Dataset excerpt:
— BEGIN —
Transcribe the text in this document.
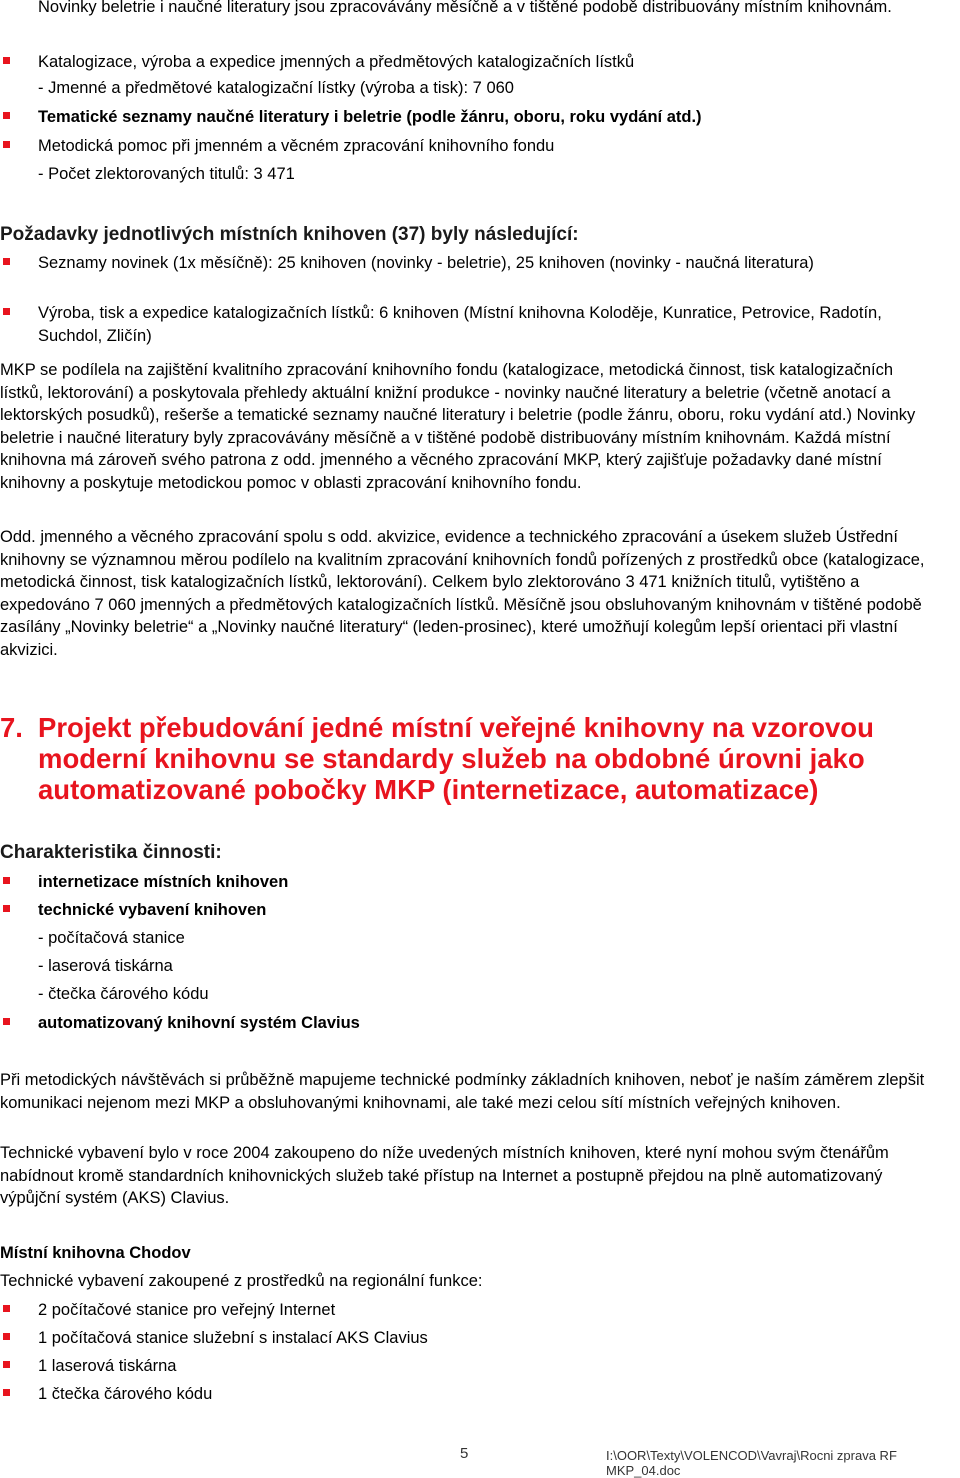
Novinky beletrie i naučné literatury jsou zpracovávány měsíčně a v tištěné podobě distribuovány místním knihovnám.
Katalogizace, výroba a expedice jmenných a předmětových katalogizačních lístků
- Jmenné a předmětové katalogizační lístky (výroba a tisk): 7 060
Tematické seznamy naučné literatury i beletrie (podle žánru, oboru, roku vydání atd.)
Metodická pomoc při jmenném a věcném zpracování knihovního fondu
- Počet zlektorovaných titulů: 3 471
Požadavky jednotlivých místních knihoven (37) byly následující:
Seznamy novinek (1x měsíčně): 25 knihoven (novinky - beletrie), 25 knihoven (novinky - naučná literatura)
Výroba, tisk a expedice katalogizačních lístků: 6 knihoven (Místní knihovna Koloděje, Kunratice, Petrovice, Radotín, Suchdol, Zličín)
MKP se podílela na zajištění kvalitního zpracování knihovního fondu (katalogizace, metodická činnost, tisk katalogizačních lístků, lektorování) a poskytovala přehledy aktuální knižní produkce - novinky naučné literatury a beletrie (včetně anotací a lektorských posudků), rešerše a tematické seznamy naučné literatury i beletrie (podle žánru, oboru, roku vydání atd.) Novinky beletrie i naučné literatury byly zpracovávány měsíčně a v tištěné podobě distribuovány místním knihovnám. Každá místní knihovna má zároveň svého patrona z odd. jmenného a věcného zpracování MKP, který zajišťuje požadavky dané místní knihovny a poskytuje metodickou pomoc v oblasti zpracování knihovního fondu.
Odd. jmenného a věcného zpracování spolu s odd. akvizice, evidence a technického zpracování a úsekem služeb Ústřední knihovny se významnou měrou podílelo na kvalitním zpracování knihovních fondů pořízených z prostředků obce (katalogizace, metodická činnost, tisk katalogizačních lístků, lektorování). Celkem bylo zlektorováno 3 471 knižních titulů, vytištěno a expedováno 7 060 jmenných a předmětových katalogizačních lístků. Měsíčně jsou obsluhovaným knihovnám v tištěné podobě zasílány „Novinky beletrie“ a „Novinky naučné literatury“ (leden-prosinec), které umožňují kolegům lepší orientaci při vlastní akvizici.
7. Projekt přebudování jedné místní veřejné knihovny na vzorovou moderní knihovnu se standardy služeb na obdobné úrovni jako automatizované pobočky MKP (internetizace, automatizace)
Charakteristika činnosti:
internetizace místních knihoven
technické vybavení knihoven
- počítačová stanice
- laserová tiskárna
- čtečka čárového kódu
automatizovaný knihovní systém Clavius
Při metodických návštěvách si průběžně mapujeme technické podmínky základních knihoven, neboť je naším záměrem zlepšit komunikaci nejenom mezi MKP a obsluhovanými knihovnami, ale také mezi celou sítí místních veřejných knihoven.
Technické vybavení bylo v roce 2004 zakoupeno do níže uvedených místních knihoven, které nyní mohou svým čtenářům nabídnout kromě standardních knihovnických služeb také přístup na Internet a postupně přejdou na plně automatizovaný výpůjční systém (AKS) Clavius.
Místní knihovna Chodov
Technické vybavení zakoupené z prostředků na regionální funkce:
2 počítačové stanice pro veřejný Internet
1 počítačová stanice služební s instalací AKS Clavius
1 laserová tiskárna
1 čtečka čárového kódu
5	I:\OOR\Texty\VOLENCOD\Vavraj\Rocni zprava RF MKP_04.doc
— END —
BRIEF:
The records above should be reproduced exactly, with no pictures included.

SOLUTION FOR THIS PROBLEM:
Transcribe the text in this document.
Novinky beletrie i naučné literatury jsou zpracovávány měsíčně a v tištěné podobě distribuovány místním knihovnám.
Katalogizace, výroba a expedice jmenných a předmětových katalogizačních lístků
- Jmenné a předmětové katalogizační lístky (výroba a tisk): 7 060
Tematické seznamy naučné literatury i beletrie (podle žánru, oboru, roku vydání atd.)
Metodická pomoc při jmenném a věcném zpracování knihovního fondu
- Počet zlektorovaných titulů: 3 471
Požadavky jednotlivých místních knihoven (37) byly následující:
Seznamy novinek (1x měsíčně): 25 knihoven (novinky - beletrie), 25 knihoven (novinky - naučná literatura)
Výroba, tisk a expedice katalogizačních lístků: 6 knihoven (Místní knihovna Koloděje, Kunratice, Petrovice, Radotín, Suchdol, Zličín)
MKP se podílela na zajištění kvalitního zpracování knihovního fondu (katalogizace, metodická činnost, tisk katalogizačních lístků, lektorování) a poskytovala přehledy aktuální knižní produkce - novinky naučné literatury a beletrie (včetně anotací a lektorských posudků), rešerše a tematické seznamy naučné literatury i beletrie (podle žánru, oboru, roku vydání atd.) Novinky beletrie i naučné literatury byly zpracovávány měsíčně a v tištěné podobě distribuovány místním knihovnám. Každá místní knihovna má zároveň svého patrona z odd. jmenného a věcného zpracování MKP, který zajišťuje požadavky dané místní knihovny a poskytuje metodickou pomoc v oblasti zpracování knihovního fondu.
Odd. jmenného a věcného zpracování spolu s odd. akvizice, evidence a technického zpracování a úsekem služeb Ústřední knihovny se významnou měrou podílelo na kvalitním zpracování knihovních fondů pořízených z prostředků obce (katalogizace, metodická činnost, tisk katalogizačních lístků, lektorování). Celkem bylo zlektorováno 3 471 knižních titulů, vytištěno a expedováno 7 060 jmenných a předmětových katalogizačních lístků. Měsíčně jsou obsluhovaným knihovnám v tištěné podobě zasílány „Novinky beletrie“ a „Novinky naučné literatury“ (leden-prosinec), které umožňují kolegům lepší orientaci při vlastní akvizici.
7. Projekt přebudování jedné místní veřejné knihovny na vzorovou moderní knihovnu se standardy služeb na obdobné úrovni jako automatizované pobočky MKP (internetizace, automatizace)
Charakteristika činnosti:
internetizace místních knihoven
technické vybavení knihoven
- počítačová stanice
- laserová tiskárna
- čtečka čárového kódu
automatizovaný knihovní systém Clavius
Při metodických návštěvách si průběžně mapujeme technické podmínky základních knihoven, neboť je naším záměrem zlepšit komunikaci nejenom mezi MKP a obsluhovanými knihovnami, ale také mezi celou sítí místních veřejných knihoven.
Technické vybavení bylo v roce 2004 zakoupeno do níže uvedených místních knihoven, které nyní mohou svým čtenářům nabídnout kromě standardních knihovnických služeb také přístup na Internet a postupně přejdou na plně automatizovaný výpůjční systém (AKS) Clavius.
Místní knihovna Chodov
Technické vybavení zakoupené z prostředků na regionální funkce:
2 počítačové stanice pro veřejný Internet
1 počítačová stanice služební s instalací AKS Clavius
1 laserová tiskárna
1 čtečka čárového kódu
5	I:\OOR\Texty\VOLENCOD\Vavraj\Rocni zprava RF MKP_04.doc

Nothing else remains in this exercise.